- RECORDS TO USE
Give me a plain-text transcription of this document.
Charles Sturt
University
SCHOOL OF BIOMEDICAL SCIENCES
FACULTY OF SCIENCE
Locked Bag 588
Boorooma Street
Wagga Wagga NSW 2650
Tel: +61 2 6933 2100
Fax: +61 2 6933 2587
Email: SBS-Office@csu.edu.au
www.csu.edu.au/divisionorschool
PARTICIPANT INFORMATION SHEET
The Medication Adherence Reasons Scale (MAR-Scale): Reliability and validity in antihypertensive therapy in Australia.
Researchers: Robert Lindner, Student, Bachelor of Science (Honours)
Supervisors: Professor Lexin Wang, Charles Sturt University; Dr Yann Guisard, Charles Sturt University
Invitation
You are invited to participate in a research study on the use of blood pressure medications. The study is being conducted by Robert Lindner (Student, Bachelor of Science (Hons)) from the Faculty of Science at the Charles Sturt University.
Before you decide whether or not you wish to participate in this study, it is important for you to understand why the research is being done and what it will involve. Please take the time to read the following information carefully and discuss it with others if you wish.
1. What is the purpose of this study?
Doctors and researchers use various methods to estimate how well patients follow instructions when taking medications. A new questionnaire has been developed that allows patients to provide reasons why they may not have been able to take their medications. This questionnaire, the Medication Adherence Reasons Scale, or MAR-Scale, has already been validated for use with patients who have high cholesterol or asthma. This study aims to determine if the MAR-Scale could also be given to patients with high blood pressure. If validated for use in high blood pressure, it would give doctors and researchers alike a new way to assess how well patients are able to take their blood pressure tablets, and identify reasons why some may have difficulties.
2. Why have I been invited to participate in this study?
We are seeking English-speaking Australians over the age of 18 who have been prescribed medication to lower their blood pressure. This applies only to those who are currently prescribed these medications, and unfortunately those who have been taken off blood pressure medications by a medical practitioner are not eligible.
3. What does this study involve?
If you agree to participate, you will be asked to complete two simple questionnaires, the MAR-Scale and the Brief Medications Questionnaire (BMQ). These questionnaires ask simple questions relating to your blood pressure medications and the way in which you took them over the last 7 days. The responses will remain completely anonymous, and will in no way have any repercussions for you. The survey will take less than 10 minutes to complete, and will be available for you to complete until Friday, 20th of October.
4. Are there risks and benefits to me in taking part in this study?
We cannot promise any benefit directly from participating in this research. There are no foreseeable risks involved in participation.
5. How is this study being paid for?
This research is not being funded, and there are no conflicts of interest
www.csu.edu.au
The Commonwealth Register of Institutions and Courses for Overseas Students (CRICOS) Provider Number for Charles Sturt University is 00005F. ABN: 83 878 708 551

- WHAT TO PRODUCE
Copy down each line in the entries that has the word "from".

- EXERCISE ANSWER
You are invited to participate in a research study on the use of blood pressure medications. The study is being conducted by Robert Lindner (Student, Bachelor of Science (Hons)) from the Faculty of Science at the Charles Sturt University.
We cannot promise any benefit directly from participating in this research. There are no foreseeable risks involved in participation.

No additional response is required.